= TASKS TO CARRY OUT =
a) List every book title named in the passage on Buddhism and psychedelics.
b) Pick up the passage on Buddhism and psychedelics after its final sentence and carry it forward.

= DOCUMENT EXCERPT =
An experienced Buddhist practitioner and teacher at Spirit Rock Meditation Center, Washam insists that the Buddhist teachings were not at fault. It was the form of the practice—being silent, being still, being alone—that unraveled unconscious levels of pain to an unbearable degree.

“What I realized there,” she recalled, “was that the form of sitting in silence wasn’t alleviating the symptoms; it was making it worse.”

Washam later explored pairing her Buddhist practice with a different spiritual calling: the ceremonial drinking of ayahuasca, a plant-based hallucinogen brewed by Amazonian indigenous communities. Her story became a precursor to what has, over the last few years, become a widespread surge of interest in the psychological and spiritual effects of psychedelics, namely LSD (“acid”), psilocybin (think “magic mushrooms”), and DMT, the psychoactive chemical in ayahuasca.

Buddhist interest in psychedelics has been around for a long time. To emphasize their spiritual value, many seekers have referred to them since 1979 as “entheogens,” a word derived from the Greek adjective entheos, which translates roughly as “God-inspired” and is the root of the English word “enthusiasm.” Almost a quarter-century ago, Tricycle published a special section titled “Psychedelics: Help or Hindrance?” to address Western Buddhists’ somewhat behind-the-scenes fascination with these substances. But today, backed by widespread interest among accredited researchers, the willingness to explore them has gone more public.

In 2015, Synergetic Press published a new edition of Zig Zag Zen, a collection of essays and conversations on the combination of Buddhism and psychedelics first edited in 2002 by Tricycle contributing editor Allan Badiner. One year later, Columbia University Press released Douglas Osto’s Altered States: Buddhism and Psychedelic Spirituality in America.

Mainstream interest in psychedelics got a boost in 2017 when Ayelet Waldman, a novelist and the author of a best-selling collection of essays on motherhood, offered a personal account of her experiences taking microdoses of LSD in A Really Good Day: How Microdosing Made a Mega Difference in My Mood, My Marriage, and My Life. Microdosing—the consumption of minute amounts of psychedelics to enhance creativity and focus—has gained traction to such a degree, particularly among professionals in Silicon Valley, that New York Magazine published its own “Microdosing Guide and Explainer” this spring.

Following this wave was food journalist Michael Pollan’s May bestseller How to Change Your Mind: What the New Science of Psychedelics Teaches Us About Consciousness, Dying, Addiction, Depression, and Transcendence. This “new science” refers to a series of studies conducted over the last decade at major institutes, particularly the medical schools at Johns Hopkins University and New York University, that show startling success rates for treating major psychological maladies with LSD and psilocybin.

“The psychedelic experience of ‘non-duality’ suggests that consciousness survives the disappearance of the self, that it is not so indispensable as we—and it—like to think.”

For people like Chris Kelley, a New School religious studies professor who is also a Buddhist practitioner and self-identified “consciousness hacker,” the release of Pollan’s book represents a major leap forward for those able to benefit from psychedelics—Buddhists and non-Buddhists alike. The book, despite its once-taboo topic, is making its rounds: since its release, it has spent nine weeks on the New York Times bestseller list, and Pollan has appeared on Real Time with Bill Maher and other media outlets.

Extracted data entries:
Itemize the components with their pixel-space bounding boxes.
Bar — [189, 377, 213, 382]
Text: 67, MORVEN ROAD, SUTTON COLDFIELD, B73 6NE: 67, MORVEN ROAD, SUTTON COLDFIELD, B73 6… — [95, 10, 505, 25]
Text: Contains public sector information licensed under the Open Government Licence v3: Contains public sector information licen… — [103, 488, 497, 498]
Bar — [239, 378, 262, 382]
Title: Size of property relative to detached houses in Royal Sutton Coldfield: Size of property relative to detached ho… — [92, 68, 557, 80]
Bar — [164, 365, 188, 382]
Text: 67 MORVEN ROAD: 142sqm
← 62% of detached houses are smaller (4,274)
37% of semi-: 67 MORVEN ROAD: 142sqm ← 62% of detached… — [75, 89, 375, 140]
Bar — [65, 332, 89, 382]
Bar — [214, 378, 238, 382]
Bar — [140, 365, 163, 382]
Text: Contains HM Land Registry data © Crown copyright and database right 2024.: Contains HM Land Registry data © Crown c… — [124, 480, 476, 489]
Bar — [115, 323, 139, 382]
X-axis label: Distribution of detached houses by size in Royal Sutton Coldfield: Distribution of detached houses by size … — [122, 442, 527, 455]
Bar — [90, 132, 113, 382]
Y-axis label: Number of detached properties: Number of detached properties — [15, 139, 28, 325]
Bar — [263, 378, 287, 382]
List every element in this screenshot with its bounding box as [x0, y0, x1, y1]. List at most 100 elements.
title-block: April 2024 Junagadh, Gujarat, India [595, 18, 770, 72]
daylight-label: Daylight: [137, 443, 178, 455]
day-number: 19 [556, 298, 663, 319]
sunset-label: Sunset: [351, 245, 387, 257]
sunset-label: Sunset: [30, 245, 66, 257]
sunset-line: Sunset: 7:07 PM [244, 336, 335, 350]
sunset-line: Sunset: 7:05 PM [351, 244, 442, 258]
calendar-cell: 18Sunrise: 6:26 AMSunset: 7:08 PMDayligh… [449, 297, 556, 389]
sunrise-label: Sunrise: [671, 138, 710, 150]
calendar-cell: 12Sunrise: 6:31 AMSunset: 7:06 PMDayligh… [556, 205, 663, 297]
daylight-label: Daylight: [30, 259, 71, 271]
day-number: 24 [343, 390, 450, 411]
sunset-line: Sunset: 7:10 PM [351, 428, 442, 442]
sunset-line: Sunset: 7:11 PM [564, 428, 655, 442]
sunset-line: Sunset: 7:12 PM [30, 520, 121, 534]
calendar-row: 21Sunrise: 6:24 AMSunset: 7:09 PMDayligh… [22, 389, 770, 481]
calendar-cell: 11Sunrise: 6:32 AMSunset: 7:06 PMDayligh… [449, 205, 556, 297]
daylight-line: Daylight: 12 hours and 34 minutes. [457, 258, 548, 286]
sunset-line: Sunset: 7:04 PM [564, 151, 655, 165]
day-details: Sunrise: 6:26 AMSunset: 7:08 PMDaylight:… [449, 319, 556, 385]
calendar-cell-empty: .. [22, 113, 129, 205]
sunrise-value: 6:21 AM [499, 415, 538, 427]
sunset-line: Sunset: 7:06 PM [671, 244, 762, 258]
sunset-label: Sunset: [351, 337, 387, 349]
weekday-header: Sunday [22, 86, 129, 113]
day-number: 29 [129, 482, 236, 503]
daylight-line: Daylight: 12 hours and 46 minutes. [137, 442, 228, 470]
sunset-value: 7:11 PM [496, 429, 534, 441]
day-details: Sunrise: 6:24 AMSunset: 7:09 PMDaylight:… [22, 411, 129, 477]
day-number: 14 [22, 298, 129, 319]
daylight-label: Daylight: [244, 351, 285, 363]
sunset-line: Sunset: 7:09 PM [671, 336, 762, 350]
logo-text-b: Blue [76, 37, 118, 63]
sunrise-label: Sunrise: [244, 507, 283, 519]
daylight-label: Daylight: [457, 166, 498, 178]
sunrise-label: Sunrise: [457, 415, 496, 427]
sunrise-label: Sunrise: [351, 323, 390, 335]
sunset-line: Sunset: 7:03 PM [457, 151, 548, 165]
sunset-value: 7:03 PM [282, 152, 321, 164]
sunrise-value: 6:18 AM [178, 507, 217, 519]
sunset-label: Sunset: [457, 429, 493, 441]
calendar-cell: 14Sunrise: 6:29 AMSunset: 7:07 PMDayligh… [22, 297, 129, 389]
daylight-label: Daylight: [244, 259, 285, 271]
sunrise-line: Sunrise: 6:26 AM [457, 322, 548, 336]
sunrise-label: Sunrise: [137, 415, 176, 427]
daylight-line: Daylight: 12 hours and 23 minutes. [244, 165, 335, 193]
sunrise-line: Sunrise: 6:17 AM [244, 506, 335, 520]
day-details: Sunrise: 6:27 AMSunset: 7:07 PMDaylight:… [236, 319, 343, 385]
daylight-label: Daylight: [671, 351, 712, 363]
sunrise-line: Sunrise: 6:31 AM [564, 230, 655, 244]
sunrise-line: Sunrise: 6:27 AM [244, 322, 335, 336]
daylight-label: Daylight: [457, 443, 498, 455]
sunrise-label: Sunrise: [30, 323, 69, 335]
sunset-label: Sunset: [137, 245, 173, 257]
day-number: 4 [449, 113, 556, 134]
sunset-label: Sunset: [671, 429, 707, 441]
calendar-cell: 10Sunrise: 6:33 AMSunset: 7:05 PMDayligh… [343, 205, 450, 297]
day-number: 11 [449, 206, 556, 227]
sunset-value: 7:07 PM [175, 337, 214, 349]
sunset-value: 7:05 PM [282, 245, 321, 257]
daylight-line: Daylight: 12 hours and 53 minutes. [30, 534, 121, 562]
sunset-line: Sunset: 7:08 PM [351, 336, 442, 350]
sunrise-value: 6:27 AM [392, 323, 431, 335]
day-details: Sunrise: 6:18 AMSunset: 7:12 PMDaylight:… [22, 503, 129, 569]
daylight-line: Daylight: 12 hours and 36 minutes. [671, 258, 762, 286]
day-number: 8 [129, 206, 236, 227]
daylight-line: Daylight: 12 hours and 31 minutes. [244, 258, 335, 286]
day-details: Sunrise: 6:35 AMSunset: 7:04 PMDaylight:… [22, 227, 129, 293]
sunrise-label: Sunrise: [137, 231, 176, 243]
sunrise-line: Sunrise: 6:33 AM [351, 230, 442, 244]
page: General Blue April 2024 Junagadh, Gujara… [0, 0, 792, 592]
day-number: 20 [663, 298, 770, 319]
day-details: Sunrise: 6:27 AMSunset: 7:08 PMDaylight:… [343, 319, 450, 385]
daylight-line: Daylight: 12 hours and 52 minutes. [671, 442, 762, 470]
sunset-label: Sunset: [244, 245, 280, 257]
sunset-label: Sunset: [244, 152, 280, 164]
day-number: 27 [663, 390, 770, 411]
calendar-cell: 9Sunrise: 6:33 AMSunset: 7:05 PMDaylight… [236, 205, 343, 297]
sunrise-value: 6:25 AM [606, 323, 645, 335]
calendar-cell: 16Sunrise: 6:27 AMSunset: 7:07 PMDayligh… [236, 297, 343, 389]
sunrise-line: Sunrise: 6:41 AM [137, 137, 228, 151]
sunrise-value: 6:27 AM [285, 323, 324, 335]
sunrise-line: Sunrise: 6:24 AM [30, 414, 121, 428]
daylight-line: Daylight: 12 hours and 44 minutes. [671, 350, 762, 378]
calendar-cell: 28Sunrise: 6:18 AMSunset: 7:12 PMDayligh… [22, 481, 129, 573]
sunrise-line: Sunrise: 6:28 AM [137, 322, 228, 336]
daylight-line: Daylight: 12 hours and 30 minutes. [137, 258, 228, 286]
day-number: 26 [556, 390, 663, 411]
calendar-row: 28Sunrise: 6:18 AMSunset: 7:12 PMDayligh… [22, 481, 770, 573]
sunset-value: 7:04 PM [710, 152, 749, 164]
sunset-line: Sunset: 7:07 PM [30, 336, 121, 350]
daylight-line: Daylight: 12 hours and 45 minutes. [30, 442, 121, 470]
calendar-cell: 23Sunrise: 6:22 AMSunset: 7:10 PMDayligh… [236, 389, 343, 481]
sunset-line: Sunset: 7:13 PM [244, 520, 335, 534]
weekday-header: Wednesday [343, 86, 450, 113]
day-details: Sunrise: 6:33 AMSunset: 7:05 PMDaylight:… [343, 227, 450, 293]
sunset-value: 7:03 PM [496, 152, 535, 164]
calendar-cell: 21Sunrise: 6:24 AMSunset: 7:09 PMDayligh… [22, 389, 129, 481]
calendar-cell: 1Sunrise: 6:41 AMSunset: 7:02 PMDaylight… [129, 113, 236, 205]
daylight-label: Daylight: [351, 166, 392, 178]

= TASK-BY-TASK RESULTS =
a)
- Zig Zag Zen
- Altered States: Buddhism and Psychedelic Spirituality in America
- A Really Good Day: How Microdosing Made a Mega Difference in My Mood, My Marriage, and My Life
- How to Change Your Mind: What the New Science of Psychedelics Teaches Us About Consciousness, Dying, Addiction, Depression, and Transcendence

b)
The respect accorded to Pollan’s name, Kelley told Tricycle, “legitimizes the topic and makes it safe for people who would otherwise be a little bit spooked to buy that book.”

A section of Pollan’s book about the brain’s “default mode network” may draw particular attention from Buddhist practitioners. Citing the work of Robin Carhart-Harris, a neuroscientist at the Imperial College in London, Pollan describes the network in the brain that forms a critical locus of neural activity. Because it filters the rest of the brain’s vast sensory and emotional overload into a cohesive lifestory, the default mode network is often referred to as the CEO of the brain. Many also attribute to it the functioning of the ego and the creation of a self-versus-other duality.

After treating subjects separately with psilocybin and LSD, Carhart-Harris found that the default mode network became “quieter,” meaning that its levels of oxygen consumption and blood flow were reduced. The more those levels went down, the more likely the volunteer was to express a loss of sense of self. “The psychedelic experience of ‘non-duality’ suggests that consciousness,” Pollan writes, “survives the disappearance of the self, that it is not so indispensable as we—and it—like to think.”

This proposal will likely sound familiar to Buddhists. According to Chris Kelley, the default mode network “makes perfect sense . . . and resetting it seems to be a good idea. What you do after that is a different project.”

That’s why Kelley, Washam, and other Buddhists argue that chemically induced states should be coupled with Buddhist methods for training the mind to witness its own selflessness. But some dharma teachers and practitioners, unswayed by this position, remain committed to Buddhism’s fifth precept: to abstain from intoxicants.

Jesse Maceo Vega-Frey, the resident teacher at Vipassana Hawai’i, suggests that Buddhist practitioners become attached to “marvelous states of being” when they use psychedelics “under the guise of spiritual exploration.”

“It is the wanting of things to be other than they are that is the heart of our imprisonment,” Vega-Frey told Tricycle. “Changing the colors, textures, and flavors of the prison doesn’t lead us to freedom.”

A significant portion of early American Buddhist converts were first drawn to Buddhism through eye-opening experiences with entheogens. Roshi Joan Halifax, the founder and abbot of Upaya Institute and Zen Center in Santa Fe, New Mexico, was one of them. Many of her peers, she said, graduated from psychedelics because they were dedicated to cultivating a mental stability and insight through meditation alone.

Halifax agreed that there are dangers to using psychedelics. “But,” she said, “there are dangers to gardening. There are dangers to meditation.” Halifax will steer students away from experimenting with entheogens if she knows that the individual is unstable or won’t take the substance in an appropriate setting. “Frankly, I wouldn’t prescribe what I experienced for anybody. I was able to integrate my experience by having a strong Buddhist practice, by having a lot of grit and determination.”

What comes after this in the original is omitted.